§ Exercise instructions: Extract every line below that contains the word "screenshot".

§ Task inputs:

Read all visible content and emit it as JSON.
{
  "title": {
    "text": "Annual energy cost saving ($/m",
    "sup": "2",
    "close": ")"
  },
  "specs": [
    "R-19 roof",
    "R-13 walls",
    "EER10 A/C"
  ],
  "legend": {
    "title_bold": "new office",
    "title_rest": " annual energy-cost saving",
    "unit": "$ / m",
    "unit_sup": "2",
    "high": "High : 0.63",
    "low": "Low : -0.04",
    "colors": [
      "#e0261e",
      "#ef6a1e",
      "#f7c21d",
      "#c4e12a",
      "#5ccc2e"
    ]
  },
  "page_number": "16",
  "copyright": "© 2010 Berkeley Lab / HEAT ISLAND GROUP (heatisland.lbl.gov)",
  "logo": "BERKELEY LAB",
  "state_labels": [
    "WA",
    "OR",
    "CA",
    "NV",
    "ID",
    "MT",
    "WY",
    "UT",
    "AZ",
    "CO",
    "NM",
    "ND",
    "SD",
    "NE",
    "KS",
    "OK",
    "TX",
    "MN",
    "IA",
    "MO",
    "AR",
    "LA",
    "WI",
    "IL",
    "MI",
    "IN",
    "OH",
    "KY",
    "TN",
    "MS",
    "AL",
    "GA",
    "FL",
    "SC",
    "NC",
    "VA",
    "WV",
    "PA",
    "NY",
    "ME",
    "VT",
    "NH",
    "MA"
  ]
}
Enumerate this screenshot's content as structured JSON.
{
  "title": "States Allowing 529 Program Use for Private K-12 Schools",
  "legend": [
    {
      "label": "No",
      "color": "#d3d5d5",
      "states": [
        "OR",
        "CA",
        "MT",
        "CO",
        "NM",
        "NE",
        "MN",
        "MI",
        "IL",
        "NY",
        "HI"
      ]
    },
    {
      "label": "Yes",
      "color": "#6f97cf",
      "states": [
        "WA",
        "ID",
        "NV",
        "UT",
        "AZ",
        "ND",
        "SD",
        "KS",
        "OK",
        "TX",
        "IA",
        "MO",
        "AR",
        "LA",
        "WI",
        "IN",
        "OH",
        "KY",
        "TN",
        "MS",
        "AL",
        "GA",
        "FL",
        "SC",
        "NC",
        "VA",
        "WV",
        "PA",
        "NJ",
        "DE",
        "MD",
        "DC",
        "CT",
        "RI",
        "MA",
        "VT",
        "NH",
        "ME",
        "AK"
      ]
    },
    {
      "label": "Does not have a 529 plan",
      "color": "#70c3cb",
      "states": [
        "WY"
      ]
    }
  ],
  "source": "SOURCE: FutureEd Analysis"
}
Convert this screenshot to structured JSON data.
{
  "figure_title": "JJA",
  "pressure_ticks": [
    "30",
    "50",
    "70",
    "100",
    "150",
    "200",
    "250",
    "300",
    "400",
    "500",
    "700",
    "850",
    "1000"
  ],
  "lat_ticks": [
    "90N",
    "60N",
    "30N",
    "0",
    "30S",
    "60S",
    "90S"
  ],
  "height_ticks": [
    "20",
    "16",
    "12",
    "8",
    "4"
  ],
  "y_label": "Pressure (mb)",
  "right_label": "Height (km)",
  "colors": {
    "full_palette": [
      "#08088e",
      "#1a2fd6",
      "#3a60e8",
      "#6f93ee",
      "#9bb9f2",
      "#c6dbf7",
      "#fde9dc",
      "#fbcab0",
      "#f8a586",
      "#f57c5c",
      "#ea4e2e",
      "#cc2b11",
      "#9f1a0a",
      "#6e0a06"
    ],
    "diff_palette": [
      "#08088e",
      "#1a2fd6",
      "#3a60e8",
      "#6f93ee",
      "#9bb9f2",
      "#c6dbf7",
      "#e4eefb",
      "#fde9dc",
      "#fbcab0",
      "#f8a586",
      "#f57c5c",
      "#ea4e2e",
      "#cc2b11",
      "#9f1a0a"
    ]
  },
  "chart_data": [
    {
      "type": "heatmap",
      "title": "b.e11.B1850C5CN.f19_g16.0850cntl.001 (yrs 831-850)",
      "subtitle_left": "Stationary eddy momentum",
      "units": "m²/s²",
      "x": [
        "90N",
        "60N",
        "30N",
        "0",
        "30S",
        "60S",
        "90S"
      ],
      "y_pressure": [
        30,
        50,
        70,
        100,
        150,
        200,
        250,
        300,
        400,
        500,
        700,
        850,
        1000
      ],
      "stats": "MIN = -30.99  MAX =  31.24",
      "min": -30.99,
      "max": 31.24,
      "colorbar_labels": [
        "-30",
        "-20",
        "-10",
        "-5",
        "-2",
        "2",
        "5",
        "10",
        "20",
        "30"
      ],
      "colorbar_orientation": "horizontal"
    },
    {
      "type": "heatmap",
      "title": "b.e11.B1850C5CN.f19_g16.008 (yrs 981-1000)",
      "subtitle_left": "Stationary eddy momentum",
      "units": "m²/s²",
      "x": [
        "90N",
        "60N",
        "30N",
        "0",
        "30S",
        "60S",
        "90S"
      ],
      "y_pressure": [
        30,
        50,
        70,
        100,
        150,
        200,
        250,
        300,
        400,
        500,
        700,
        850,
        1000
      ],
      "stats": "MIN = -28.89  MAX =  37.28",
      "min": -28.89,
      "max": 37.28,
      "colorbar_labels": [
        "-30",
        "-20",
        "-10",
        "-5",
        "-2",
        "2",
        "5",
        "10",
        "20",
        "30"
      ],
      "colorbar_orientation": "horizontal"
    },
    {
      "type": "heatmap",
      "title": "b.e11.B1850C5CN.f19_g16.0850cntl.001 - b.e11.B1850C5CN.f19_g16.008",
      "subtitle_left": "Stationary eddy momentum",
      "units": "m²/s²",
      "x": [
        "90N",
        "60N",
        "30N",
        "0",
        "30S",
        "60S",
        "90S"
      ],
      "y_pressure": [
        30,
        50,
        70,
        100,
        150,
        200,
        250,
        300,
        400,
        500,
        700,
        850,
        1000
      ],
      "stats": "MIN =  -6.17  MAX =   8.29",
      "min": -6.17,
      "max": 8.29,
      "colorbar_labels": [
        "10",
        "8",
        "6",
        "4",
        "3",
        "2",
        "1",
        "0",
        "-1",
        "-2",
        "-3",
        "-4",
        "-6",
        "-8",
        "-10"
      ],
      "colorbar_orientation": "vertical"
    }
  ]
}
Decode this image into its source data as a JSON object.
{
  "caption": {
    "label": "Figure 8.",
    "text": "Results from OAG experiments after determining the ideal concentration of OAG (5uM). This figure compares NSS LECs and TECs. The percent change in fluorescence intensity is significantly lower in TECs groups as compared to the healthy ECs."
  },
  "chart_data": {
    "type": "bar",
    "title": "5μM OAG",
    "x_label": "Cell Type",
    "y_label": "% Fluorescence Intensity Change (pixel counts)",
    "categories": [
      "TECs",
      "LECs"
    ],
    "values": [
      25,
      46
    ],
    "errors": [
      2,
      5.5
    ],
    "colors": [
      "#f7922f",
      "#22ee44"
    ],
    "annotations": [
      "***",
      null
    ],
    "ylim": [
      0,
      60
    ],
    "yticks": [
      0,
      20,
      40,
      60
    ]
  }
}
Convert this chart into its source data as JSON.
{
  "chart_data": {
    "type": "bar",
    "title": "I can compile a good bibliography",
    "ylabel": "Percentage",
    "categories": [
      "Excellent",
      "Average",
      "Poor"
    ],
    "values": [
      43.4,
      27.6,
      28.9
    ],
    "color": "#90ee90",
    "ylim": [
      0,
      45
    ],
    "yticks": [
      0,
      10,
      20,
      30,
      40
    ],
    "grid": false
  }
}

§ Exercise result:
Enumerate this screenshot's content as structured JSON.
Convert this screenshot to structured JSON data.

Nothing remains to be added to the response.